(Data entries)
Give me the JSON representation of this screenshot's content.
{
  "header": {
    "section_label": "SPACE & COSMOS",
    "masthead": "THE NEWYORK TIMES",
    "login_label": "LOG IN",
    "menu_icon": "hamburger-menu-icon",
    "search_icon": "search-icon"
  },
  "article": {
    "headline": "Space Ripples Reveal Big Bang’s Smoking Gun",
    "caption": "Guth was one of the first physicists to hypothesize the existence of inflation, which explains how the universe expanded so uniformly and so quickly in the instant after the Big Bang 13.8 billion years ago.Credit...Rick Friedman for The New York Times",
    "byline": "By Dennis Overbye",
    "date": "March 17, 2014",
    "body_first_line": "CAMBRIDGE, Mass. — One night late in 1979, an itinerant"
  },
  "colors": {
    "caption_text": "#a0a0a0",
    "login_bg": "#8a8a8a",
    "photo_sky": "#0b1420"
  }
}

● OBJECTIVE: Print the material verbatim, all of it.

● COMPLETE OUTPUT:
Give me the JSON representation of this screenshot's content.
{
  "header": {
    "section_label": "SPACE & COSMOS",
    "masthead": "THE NEWYORK TIMES",
    "login_label": "LOG IN",
    "menu_icon": "hamburger-menu-icon",
    "search_icon": "search-icon"
  },
  "article": {
    "headline": "Space Ripples Reveal Big Bang’s Smoking Gun",
    "caption": "Guth was one of the first physicists to hypothesize the existence of inflation, which explains how the universe expanded so uniformly and so quickly in the instant after the Big Bang 13.8 billion years ago.Credit...Rick Friedman for The New York Times",
    "byline": "By Dennis Overbye",
    "date": "March 17, 2014",
    "body_first_line": "CAMBRIDGE, Mass. — One night late in 1979, an itinerant"
  },
  "colors": {
    "caption_text": "#a0a0a0",
    "login_bg": "#8a8a8a",
    "photo_sky": "#0b1420"
  }
}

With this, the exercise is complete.